What you should do:
Identify the lines that contain the string "content" and copy all of them.

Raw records
════════════════════
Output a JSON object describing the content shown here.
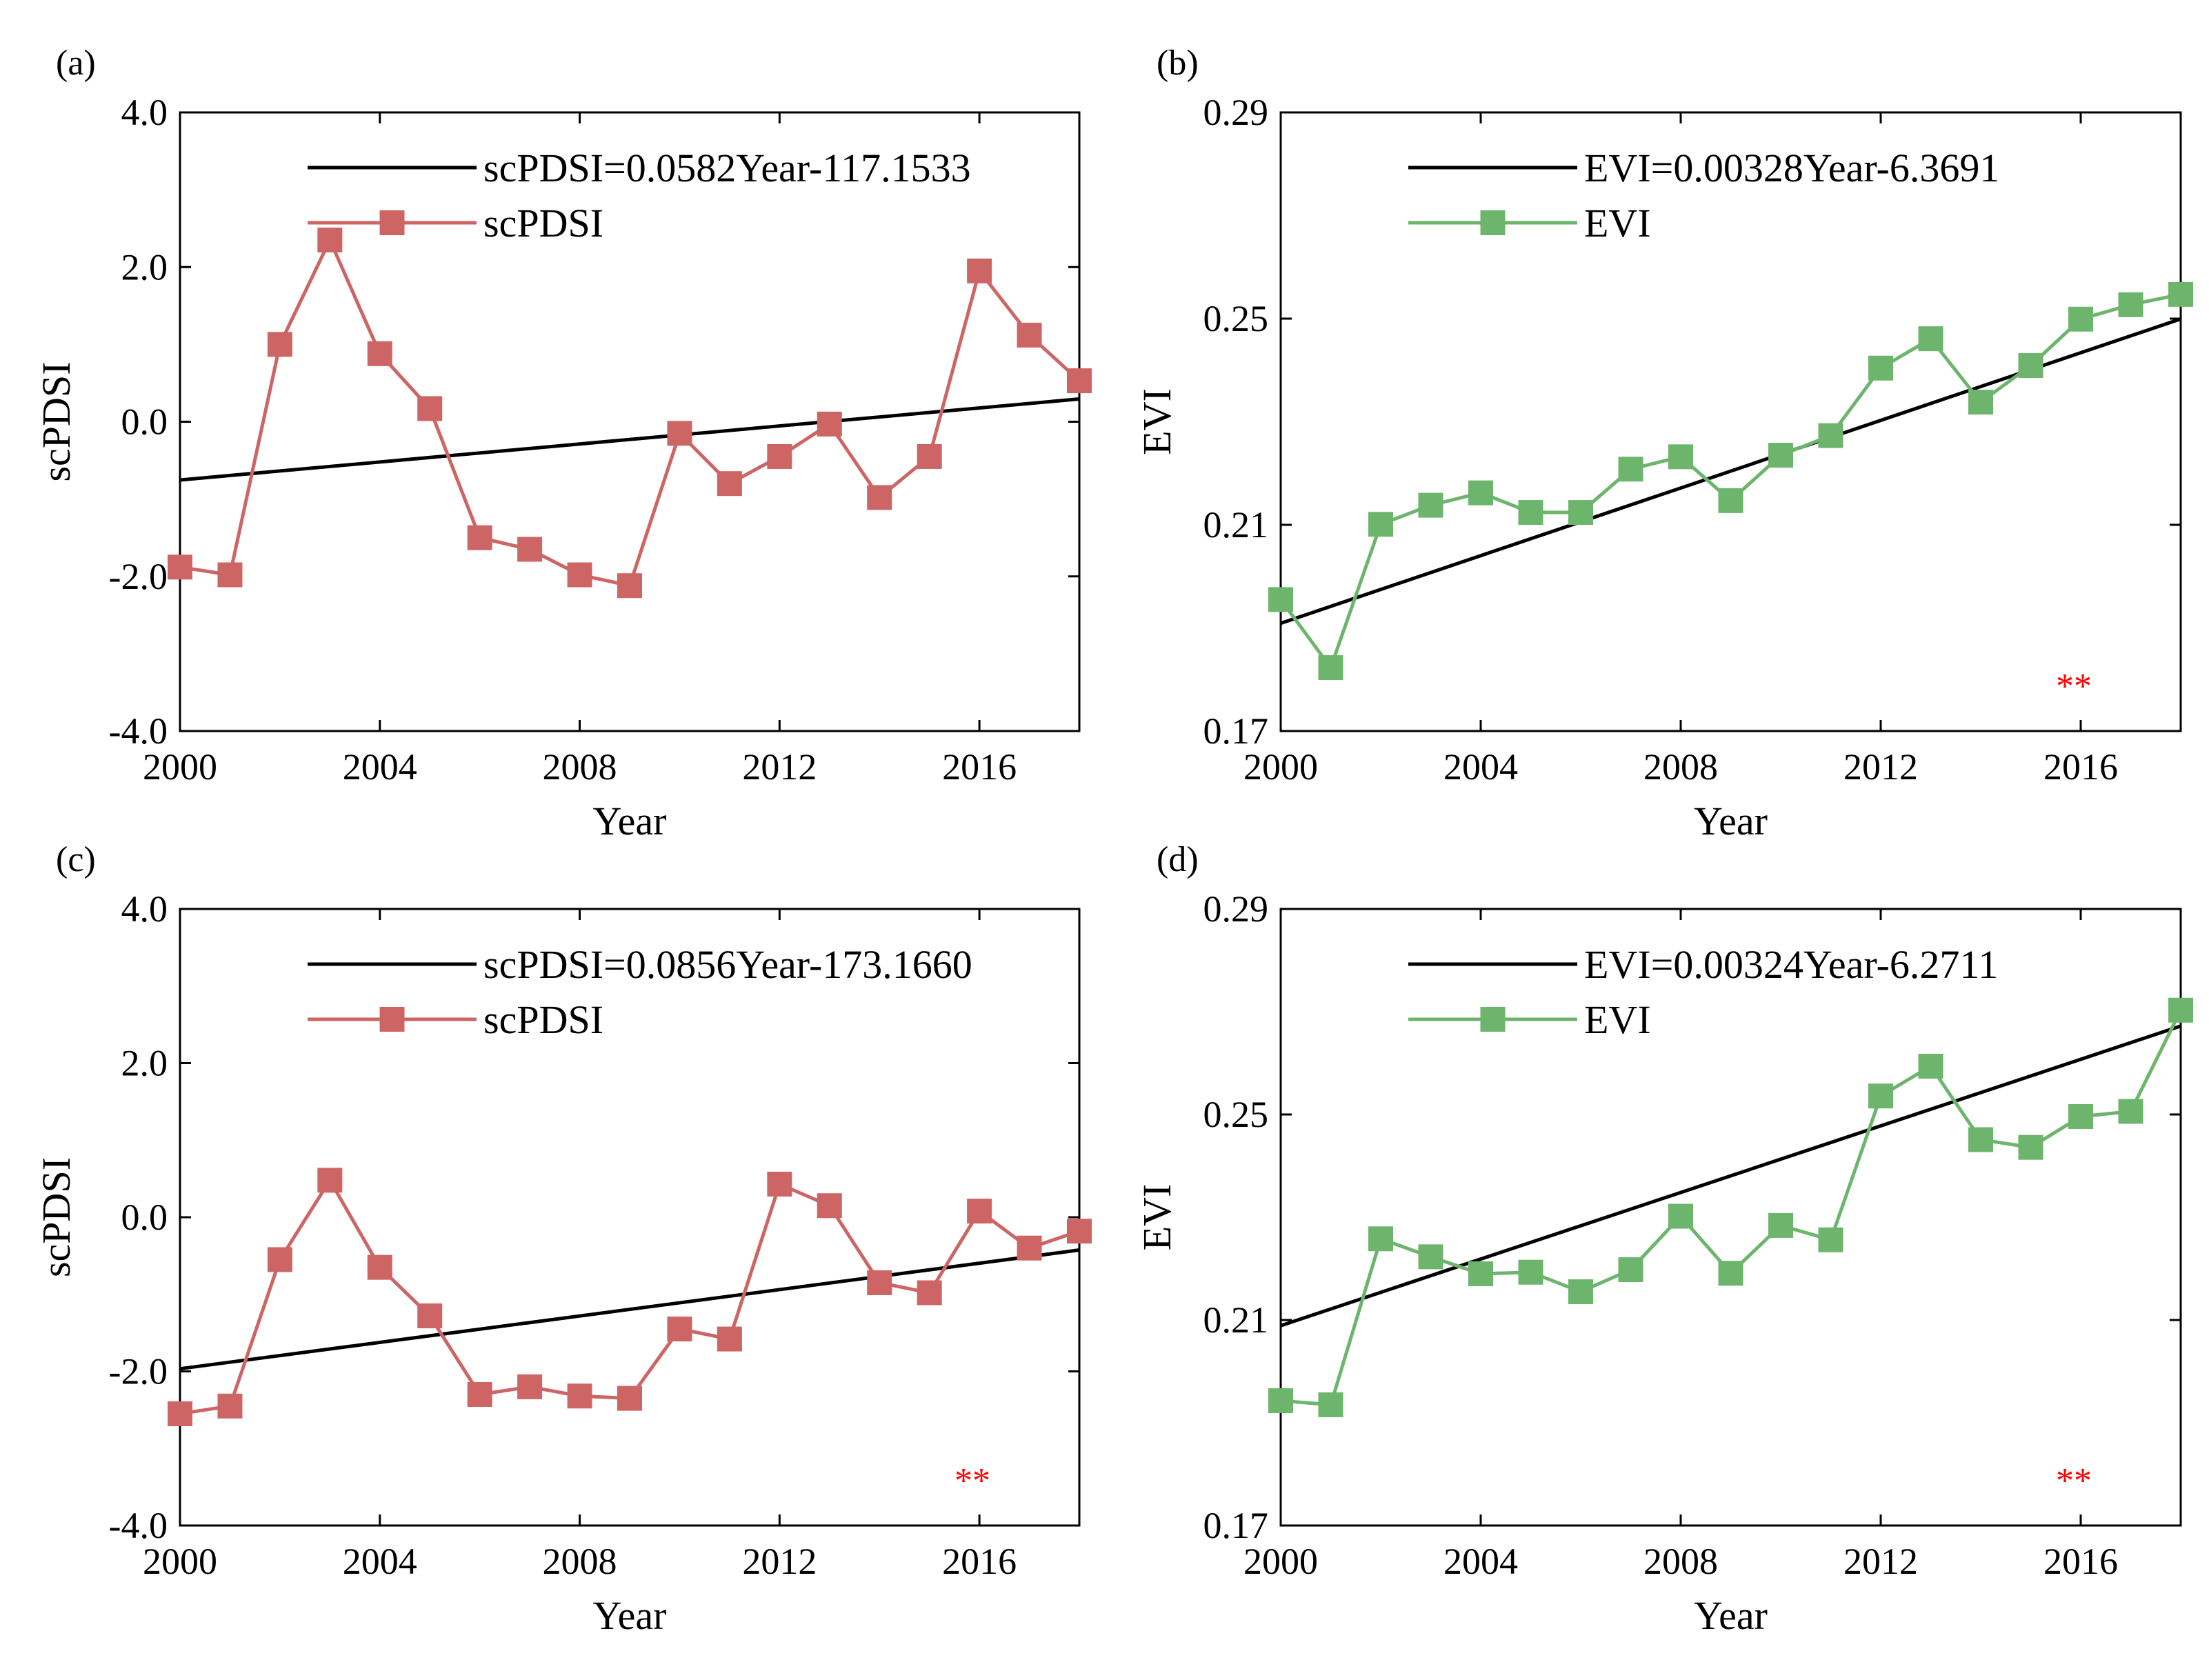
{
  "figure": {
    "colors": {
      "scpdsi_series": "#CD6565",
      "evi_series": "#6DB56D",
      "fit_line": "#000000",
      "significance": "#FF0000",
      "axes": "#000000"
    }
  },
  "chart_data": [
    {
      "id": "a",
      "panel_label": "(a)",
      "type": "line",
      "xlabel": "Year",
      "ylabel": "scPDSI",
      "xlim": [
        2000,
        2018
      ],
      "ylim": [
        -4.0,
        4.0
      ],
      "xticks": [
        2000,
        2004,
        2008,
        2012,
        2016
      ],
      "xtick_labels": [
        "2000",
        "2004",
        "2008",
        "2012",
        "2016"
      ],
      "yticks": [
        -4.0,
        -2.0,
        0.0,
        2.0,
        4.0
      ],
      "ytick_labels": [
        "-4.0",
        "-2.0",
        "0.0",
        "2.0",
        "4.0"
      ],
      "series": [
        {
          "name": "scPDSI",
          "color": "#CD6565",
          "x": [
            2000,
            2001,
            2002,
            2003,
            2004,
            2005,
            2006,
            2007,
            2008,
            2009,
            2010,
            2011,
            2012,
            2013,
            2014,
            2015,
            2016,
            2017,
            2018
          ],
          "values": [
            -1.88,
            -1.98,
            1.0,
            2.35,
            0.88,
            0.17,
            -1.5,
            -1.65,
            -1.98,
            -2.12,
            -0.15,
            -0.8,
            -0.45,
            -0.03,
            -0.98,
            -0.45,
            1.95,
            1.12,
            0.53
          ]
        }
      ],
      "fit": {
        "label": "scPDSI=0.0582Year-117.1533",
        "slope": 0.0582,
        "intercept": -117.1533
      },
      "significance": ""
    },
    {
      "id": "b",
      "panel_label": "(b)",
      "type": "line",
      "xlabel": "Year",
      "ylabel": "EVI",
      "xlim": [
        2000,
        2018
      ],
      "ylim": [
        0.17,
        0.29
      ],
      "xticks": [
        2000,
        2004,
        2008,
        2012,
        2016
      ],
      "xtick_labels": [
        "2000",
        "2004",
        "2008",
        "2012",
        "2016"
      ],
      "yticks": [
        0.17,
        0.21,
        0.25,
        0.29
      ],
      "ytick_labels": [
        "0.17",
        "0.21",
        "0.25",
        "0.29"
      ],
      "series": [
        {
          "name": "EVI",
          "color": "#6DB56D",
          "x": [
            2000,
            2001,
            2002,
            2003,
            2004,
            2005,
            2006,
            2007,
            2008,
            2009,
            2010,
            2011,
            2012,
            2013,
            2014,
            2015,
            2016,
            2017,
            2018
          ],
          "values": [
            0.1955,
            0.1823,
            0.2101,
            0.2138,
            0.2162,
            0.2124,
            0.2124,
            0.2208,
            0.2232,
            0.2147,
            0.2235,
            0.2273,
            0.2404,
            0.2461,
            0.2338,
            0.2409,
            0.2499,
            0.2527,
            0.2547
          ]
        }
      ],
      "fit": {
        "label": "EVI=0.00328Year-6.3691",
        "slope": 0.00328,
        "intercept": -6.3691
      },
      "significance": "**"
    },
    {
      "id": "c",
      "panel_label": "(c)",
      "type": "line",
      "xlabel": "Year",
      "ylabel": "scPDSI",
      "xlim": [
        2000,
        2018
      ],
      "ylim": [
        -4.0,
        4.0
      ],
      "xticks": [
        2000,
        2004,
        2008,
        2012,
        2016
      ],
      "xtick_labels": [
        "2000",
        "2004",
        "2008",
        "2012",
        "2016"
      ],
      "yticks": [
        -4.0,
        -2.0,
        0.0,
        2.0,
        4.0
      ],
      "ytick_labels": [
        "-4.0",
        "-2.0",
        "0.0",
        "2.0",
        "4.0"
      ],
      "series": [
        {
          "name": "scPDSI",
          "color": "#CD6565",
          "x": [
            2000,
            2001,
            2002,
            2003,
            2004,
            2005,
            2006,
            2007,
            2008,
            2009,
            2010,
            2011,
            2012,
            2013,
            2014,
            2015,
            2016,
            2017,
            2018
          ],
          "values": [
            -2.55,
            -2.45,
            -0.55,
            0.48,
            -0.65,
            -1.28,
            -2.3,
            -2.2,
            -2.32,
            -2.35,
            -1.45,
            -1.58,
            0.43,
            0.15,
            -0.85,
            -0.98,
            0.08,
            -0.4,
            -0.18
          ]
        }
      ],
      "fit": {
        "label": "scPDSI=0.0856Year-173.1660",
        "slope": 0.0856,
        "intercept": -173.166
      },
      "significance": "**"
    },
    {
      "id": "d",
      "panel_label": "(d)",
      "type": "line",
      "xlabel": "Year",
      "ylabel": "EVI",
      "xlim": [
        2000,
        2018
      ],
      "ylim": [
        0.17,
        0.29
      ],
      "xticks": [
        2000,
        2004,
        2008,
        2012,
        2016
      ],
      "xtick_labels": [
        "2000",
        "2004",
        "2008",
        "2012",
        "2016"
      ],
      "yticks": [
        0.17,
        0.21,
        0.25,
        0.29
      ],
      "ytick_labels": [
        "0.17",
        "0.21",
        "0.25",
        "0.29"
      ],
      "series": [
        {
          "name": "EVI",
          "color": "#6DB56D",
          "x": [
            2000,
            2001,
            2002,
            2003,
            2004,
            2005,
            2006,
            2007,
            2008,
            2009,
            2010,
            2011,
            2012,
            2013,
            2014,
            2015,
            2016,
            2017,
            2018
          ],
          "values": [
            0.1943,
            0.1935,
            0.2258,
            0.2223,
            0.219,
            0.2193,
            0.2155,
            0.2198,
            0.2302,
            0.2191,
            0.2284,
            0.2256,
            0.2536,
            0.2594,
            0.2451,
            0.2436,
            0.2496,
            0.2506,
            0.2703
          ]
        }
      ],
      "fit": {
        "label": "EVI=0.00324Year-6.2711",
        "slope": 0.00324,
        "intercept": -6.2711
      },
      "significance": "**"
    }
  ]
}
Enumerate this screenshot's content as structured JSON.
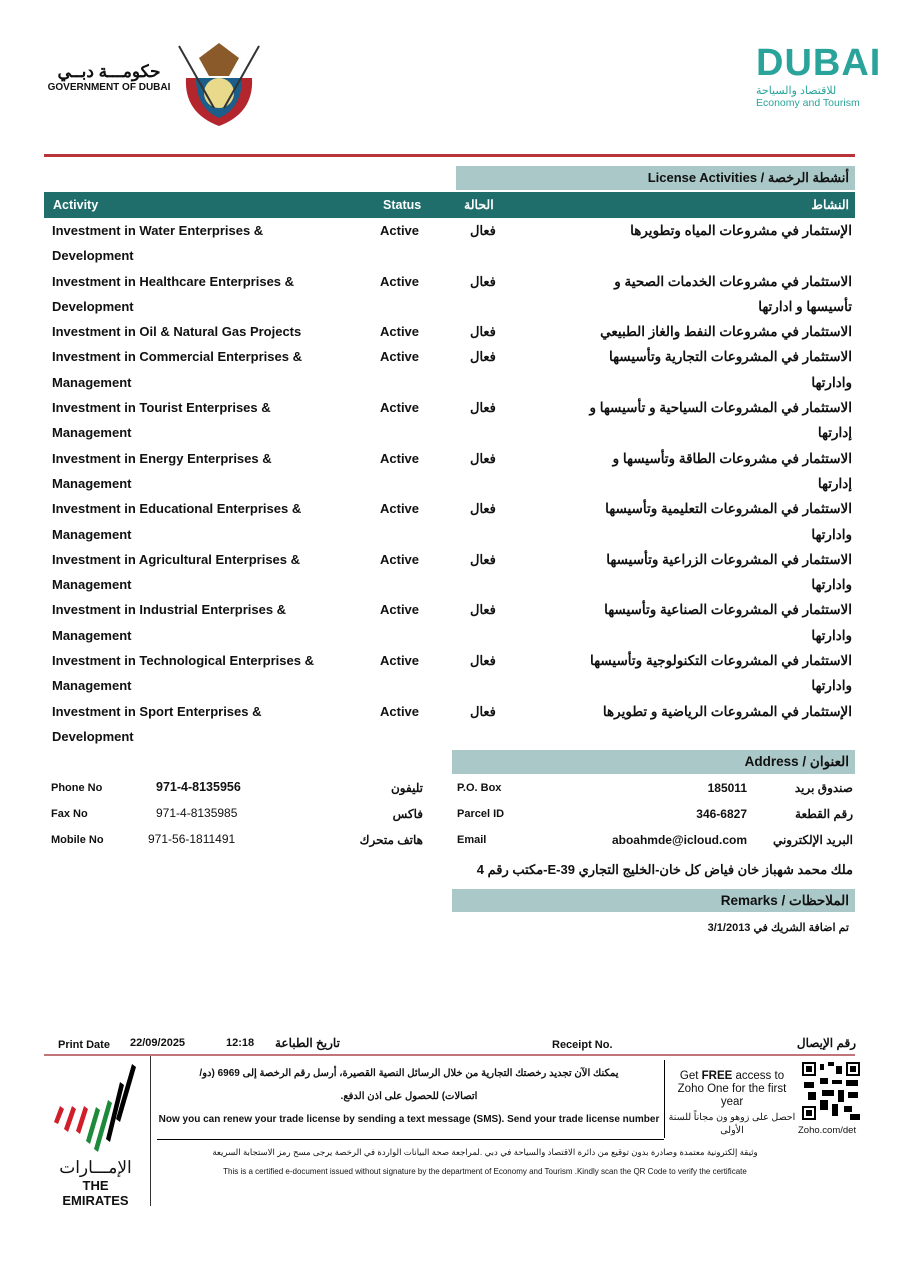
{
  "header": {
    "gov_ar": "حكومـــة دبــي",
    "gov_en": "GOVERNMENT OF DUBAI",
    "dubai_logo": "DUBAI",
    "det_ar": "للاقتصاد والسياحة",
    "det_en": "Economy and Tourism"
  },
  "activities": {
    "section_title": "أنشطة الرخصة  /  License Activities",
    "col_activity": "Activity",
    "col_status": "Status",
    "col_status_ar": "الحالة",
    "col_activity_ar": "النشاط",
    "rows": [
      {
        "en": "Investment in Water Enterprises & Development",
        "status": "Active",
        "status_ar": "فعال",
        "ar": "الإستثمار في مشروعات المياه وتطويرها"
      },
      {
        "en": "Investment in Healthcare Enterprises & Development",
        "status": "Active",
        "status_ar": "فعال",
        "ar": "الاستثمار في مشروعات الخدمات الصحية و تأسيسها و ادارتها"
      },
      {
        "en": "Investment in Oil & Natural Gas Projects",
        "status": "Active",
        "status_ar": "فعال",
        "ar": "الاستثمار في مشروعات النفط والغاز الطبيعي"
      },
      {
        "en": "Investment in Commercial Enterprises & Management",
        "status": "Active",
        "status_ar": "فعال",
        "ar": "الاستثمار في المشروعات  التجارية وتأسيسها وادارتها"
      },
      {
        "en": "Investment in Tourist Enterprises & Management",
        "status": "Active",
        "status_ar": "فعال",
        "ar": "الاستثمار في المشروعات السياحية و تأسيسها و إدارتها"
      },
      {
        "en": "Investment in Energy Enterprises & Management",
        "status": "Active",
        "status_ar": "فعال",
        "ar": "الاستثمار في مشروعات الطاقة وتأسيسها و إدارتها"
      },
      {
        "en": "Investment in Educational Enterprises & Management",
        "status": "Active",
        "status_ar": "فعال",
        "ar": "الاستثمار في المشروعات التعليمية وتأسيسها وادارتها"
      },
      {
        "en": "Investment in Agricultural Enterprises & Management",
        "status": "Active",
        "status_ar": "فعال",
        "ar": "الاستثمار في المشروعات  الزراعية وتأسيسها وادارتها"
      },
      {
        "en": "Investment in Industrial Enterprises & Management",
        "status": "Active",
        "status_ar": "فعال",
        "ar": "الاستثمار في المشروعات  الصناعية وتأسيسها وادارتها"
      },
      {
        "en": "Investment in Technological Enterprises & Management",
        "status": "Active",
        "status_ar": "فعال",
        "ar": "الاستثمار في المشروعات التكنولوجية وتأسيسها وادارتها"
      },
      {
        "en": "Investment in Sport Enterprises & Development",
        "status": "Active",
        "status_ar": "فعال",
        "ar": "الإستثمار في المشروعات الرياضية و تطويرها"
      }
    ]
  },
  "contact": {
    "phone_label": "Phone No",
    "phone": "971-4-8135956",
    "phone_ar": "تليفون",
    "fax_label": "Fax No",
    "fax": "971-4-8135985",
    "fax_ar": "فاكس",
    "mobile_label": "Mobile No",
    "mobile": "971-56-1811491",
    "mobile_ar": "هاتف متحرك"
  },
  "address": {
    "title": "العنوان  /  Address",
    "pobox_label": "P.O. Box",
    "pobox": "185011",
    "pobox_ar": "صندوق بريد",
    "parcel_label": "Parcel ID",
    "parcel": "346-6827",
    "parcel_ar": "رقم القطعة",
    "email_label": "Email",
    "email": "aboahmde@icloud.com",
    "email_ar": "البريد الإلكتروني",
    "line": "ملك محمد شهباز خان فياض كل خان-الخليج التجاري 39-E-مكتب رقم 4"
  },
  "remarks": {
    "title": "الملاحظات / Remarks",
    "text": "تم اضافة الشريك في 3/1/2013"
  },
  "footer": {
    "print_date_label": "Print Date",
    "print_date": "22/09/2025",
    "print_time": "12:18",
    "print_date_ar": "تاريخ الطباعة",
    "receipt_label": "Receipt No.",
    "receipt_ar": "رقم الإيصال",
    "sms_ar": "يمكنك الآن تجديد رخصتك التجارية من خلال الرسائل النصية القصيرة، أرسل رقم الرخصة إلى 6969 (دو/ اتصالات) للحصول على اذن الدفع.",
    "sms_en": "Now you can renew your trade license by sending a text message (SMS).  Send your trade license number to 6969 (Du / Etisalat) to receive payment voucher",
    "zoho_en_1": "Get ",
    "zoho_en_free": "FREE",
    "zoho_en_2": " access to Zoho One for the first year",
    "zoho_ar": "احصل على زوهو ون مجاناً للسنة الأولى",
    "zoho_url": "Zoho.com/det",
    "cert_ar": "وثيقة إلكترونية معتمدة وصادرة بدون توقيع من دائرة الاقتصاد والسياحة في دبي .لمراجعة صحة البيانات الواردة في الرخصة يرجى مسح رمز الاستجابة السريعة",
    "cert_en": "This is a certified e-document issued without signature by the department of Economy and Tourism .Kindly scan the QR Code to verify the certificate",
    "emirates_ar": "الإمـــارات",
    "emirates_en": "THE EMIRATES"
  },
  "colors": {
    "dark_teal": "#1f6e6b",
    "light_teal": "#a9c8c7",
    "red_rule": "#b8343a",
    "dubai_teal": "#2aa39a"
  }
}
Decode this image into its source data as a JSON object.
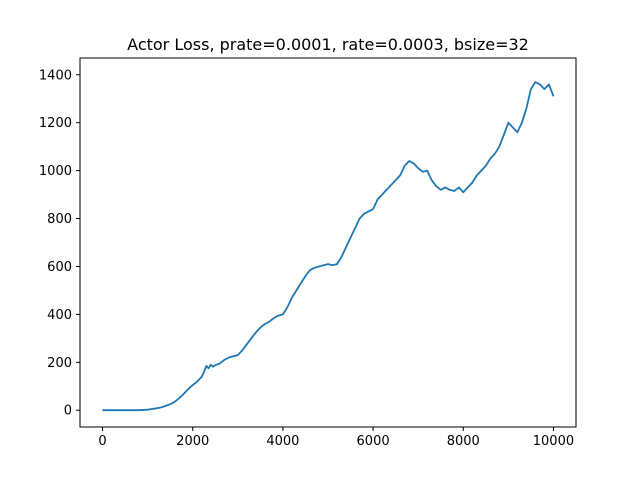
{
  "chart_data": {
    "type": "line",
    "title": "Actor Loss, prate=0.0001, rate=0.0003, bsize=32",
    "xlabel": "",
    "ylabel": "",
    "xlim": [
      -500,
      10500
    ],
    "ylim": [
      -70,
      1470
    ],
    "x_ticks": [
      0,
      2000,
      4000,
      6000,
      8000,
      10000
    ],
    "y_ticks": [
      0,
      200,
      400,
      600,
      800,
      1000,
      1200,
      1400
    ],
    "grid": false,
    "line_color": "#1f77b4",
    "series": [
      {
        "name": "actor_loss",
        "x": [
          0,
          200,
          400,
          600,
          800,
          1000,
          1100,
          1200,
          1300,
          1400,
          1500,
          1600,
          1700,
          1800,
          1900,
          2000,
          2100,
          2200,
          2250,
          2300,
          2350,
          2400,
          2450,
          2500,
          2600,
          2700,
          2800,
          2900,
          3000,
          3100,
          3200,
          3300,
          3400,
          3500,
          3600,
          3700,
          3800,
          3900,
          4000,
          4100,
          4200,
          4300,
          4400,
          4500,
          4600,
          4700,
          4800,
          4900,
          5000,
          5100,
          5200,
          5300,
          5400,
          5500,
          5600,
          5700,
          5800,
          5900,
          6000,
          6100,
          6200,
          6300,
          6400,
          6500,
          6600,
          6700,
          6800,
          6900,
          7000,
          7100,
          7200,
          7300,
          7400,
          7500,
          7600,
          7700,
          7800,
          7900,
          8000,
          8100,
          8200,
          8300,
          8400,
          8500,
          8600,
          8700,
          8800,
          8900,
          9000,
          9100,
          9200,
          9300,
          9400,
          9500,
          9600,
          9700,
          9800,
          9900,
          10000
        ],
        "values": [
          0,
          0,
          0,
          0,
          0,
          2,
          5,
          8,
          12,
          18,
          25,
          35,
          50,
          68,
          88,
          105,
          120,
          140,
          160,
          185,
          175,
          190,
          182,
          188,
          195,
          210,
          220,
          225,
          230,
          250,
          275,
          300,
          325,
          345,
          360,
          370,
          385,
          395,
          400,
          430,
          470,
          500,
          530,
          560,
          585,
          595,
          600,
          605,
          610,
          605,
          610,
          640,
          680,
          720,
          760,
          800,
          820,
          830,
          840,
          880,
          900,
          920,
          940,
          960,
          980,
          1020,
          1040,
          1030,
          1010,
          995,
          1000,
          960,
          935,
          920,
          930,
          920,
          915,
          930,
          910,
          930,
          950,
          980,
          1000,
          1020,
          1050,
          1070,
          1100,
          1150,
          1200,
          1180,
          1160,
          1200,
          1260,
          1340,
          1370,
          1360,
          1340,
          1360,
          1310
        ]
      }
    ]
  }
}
════════════════════
Exercise output:
Output a JSON object describing the content shown here.
Enumerate this screenshot's content as structured JSON.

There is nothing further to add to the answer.